Set task: Print the data exactly as it is given, please.

Extracted data entries:
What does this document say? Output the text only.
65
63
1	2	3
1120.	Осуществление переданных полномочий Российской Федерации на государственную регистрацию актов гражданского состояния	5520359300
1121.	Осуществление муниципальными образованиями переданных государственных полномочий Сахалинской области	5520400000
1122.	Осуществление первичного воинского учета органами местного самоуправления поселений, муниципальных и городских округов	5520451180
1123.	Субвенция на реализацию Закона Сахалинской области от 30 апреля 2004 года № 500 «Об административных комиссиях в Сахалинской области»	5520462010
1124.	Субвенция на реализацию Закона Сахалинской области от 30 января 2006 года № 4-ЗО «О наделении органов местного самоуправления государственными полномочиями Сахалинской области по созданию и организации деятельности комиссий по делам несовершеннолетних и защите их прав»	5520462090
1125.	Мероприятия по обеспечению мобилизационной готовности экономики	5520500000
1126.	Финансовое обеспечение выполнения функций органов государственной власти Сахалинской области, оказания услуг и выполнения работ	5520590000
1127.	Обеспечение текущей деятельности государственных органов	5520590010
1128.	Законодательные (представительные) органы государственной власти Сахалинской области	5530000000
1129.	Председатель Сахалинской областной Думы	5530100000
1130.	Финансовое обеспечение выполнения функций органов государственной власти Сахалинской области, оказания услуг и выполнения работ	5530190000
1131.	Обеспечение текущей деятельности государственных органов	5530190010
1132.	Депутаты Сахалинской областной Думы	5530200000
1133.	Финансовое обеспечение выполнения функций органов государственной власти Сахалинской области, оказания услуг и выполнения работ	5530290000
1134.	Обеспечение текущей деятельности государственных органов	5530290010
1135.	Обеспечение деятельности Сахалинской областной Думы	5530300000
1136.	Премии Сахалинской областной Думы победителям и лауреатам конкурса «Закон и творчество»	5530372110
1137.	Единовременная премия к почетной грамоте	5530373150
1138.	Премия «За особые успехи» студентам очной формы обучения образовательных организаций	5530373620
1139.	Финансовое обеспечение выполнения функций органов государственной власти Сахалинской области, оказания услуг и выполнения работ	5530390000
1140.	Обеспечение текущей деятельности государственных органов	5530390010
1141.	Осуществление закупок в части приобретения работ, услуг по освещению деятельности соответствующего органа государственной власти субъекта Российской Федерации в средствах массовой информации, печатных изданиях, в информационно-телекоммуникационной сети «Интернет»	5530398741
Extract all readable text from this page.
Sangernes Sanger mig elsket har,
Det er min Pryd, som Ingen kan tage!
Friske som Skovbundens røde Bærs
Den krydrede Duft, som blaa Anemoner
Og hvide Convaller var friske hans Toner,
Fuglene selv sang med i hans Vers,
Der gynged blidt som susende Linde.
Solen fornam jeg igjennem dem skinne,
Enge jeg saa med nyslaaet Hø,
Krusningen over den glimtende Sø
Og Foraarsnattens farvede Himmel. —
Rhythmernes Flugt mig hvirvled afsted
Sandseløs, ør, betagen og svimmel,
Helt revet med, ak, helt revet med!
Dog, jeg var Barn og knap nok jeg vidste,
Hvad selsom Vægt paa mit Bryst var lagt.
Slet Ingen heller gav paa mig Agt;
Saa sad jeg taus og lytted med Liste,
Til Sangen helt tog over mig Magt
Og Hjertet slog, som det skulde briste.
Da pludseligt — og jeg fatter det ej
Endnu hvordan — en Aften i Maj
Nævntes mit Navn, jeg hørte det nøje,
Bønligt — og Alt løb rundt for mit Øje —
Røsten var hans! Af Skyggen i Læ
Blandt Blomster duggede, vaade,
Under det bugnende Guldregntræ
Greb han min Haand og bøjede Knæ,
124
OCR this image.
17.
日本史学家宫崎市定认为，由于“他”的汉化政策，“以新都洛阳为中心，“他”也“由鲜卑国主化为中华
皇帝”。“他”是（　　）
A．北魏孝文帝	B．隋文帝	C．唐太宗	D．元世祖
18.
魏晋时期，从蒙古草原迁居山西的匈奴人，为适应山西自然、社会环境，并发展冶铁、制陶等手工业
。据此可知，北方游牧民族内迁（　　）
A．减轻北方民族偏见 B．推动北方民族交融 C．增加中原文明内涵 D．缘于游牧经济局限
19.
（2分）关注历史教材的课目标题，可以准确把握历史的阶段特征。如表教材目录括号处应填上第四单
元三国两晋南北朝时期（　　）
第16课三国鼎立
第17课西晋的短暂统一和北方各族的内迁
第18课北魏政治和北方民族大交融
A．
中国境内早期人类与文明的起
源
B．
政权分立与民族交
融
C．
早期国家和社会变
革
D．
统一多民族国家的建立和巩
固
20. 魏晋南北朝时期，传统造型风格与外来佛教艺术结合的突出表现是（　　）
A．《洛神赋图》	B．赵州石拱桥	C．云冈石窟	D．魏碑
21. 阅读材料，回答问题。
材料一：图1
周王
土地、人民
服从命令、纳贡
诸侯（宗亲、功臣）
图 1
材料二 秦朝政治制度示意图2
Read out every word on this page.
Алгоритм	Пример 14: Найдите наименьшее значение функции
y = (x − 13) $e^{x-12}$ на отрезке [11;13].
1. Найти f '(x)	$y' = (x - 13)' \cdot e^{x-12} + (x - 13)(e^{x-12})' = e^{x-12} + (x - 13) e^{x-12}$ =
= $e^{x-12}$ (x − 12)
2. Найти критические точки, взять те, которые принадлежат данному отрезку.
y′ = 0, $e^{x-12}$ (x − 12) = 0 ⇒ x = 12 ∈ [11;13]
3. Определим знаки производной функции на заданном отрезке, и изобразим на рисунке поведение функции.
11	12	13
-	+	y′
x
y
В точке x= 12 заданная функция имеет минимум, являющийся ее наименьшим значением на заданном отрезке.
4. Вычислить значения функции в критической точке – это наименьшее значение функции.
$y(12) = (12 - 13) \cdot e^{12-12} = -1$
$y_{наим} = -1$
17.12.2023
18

Response for this exercise:
What does this document say? Output the text only.
65
63
1	2	3
1120.	Осуществление переданных полномочий Российской Федерации на государственную регистрацию актов гражданского состояния	5520359300
1121.	Осуществление муниципальными образованиями переданных государственных полномочий Сахалинской области	5520400000
1122.	Осуществление первичного воинского учета органами местного самоуправления поселений, муниципальных и городских округов	5520451180
1123.	Субвенция на реализацию Закона Сахалинской области от 30 апреля 2004 года № 500 «Об административных комиссиях в Сахалинской области»	5520462010
1124.	Субвенция на реализацию Закона Сахалинской области от 30 января 2006 года № 4-ЗО «О наделении органов местного самоуправления государственными полномочиями Сахалинской области по созданию и организации деятельности комиссий по делам несовершеннолетних и защите их прав»	5520462090
1125.	Мероприятия по обеспечению мобилизационной готовности экономики	5520500000
1126.	Финансовое обеспечение выполнения функций органов государственной власти Сахалинской области, оказания услуг и выполнения работ	5520590000
1127.	Обеспечение текущей деятельности государственных органов	5520590010
1128.	Законодательные (представительные) органы государственной власти Сахалинской области	5530000000
1129.	Председатель Сахалинской областной Думы	5530100000
1130.	Финансовое обеспечение выполнения функций органов государственной власти Сахалинской области, оказания услуг и выполнения работ	5530190000
1131.	Обеспечение текущей деятельности государственных органов	5530190010
1132.	Депутаты Сахалинской областной Думы	5530200000
1133.	Финансовое обеспечение выполнения функций органов государственной власти Сахалинской области, оказания услуг и выполнения работ	5530290000
1134.	Обеспечение текущей деятельности государственных органов	5530290010
1135.	Обеспечение деятельности Сахалинской областной Думы	5530300000
1136.	Премии Сахалинской областной Думы победителям и лауреатам конкурса «Закон и творчество»	5530372110
1137.	Единовременная премия к почетной грамоте	5530373150
1138.	Премия «За особые успехи» студентам очной формы обучения образовательных организаций	5530373620
1139.	Финансовое обеспечение выполнения функций органов государственной власти Сахалинской области, оказания услуг и выполнения работ	5530390000
1140.	Обеспечение текущей деятельности государственных органов	5530390010
1141.	Осуществление закупок в части приобретения работ, услуг по освещению деятельности соответствующего органа государственной власти субъекта Российской Федерации в средствах массовой информации, печатных изданиях, в информационно-телекоммуникационной сети «Интернет»	5530398741
Extract all readable text from this page.
Sangernes Sanger mig elsket har,
Det er min Pryd, som Ingen kan tage!
Friske som Skovbundens røde Bærs
Den krydrede Duft, som blaa Anemoner
Og hvide Convaller var friske hans Toner,
Fuglene selv sang med i hans Vers,
Der gynged blidt som susende Linde.
Solen fornam jeg igjennem dem skinne,
Enge jeg saa med nyslaaet Hø,
Krusningen over den glimtende Sø
Og Foraarsnattens farvede Himmel. —
Rhythmernes Flugt mig hvirvled afsted
Sandseløs, ør, betagen og svimmel,
Helt revet med, ak, helt revet med!
Dog, jeg var Barn og knap nok jeg vidste,
Hvad selsom Vægt paa mit Bryst var lagt.
Slet Ingen heller gav paa mig Agt;
Saa sad jeg taus og lytted med Liste,
Til Sangen helt tog over mig Magt
Og Hjertet slog, som det skulde briste.
Da pludseligt — og jeg fatter det ej
Endnu hvordan — en Aften i Maj
Nævntes mit Navn, jeg hørte det nøje,
Bønligt — og Alt løb rundt for mit Øje —
Røsten var hans! Af Skyggen i Læ
Blandt Blomster duggede, vaade,
Under det bugnende Guldregntræ
Greb han min Haand og bøjede Knæ,
124
OCR this image.
17.
日本史学家宫崎市定认为，由于“他”的汉化政策，“以新都洛阳为中心，“他”也“由鲜卑国主化为中华
皇帝”。“他”是（　　）
A．北魏孝文帝	B．隋文帝	C．唐太宗	D．元世祖
18.
魏晋时期，从蒙古草原迁居山西的匈奴人，为适应山西自然、社会环境，并发展冶铁、制陶等手工业
。据此可知，北方游牧民族内迁（　　）
A．减轻北方民族偏见 B．推动北方民族交融 C．增加中原文明内涵 D．缘于游牧经济局限
19.
（2分）关注历史教材的课目标题，可以准确把握历史的阶段特征。如表教材目录括号处应填上第四单
元三国两晋南北朝时期（　　）
第16课三国鼎立
第17课西晋的短暂统一和北方各族的内迁
第18课北魏政治和北方民族大交融
A．
中国境内早期人类与文明的起
源
B．
政权分立与民族交
融
C．
早期国家和社会变
革
D．
统一多民族国家的建立和巩
固
20. 魏晋南北朝时期，传统造型风格与外来佛教艺术结合的突出表现是（　　）
A．《洛神赋图》	B．赵州石拱桥	C．云冈石窟	D．魏碑
21. 阅读材料，回答问题。
材料一：图1
周王
土地、人民
服从命令、纳贡
诸侯（宗亲、功臣）
图 1
材料二 秦朝政治制度示意图2
Read out every word on this page.
Алгоритм	Пример 14: Найдите наименьшее значение функции
y = (x − 13) $e^{x-12}$ на отрезке [11;13].
1. Найти f '(x)	$y' = (x - 13)' \cdot e^{x-12} + (x - 13)(e^{x-12})' = e^{x-12} + (x - 13) e^{x-12}$ =
= $e^{x-12}$ (x − 12)
2. Найти критические точки, взять те, которые принадлежат данному отрезку.
y′ = 0, $e^{x-12}$ (x − 12) = 0 ⇒ x = 12 ∈ [11;13]
3. Определим знаки производной функции на заданном отрезке, и изобразим на рисунке поведение функции.
11	12	13
-	+	y′
x
y
В точке x= 12 заданная функция имеет минимум, являющийся ее наименьшим значением на заданном отрезке.
4. Вычислить значения функции в критической точке – это наименьшее значение функции.
$y(12) = (12 - 13) \cdot e^{12-12} = -1$
$y_{наим} = -1$
17.12.2023
18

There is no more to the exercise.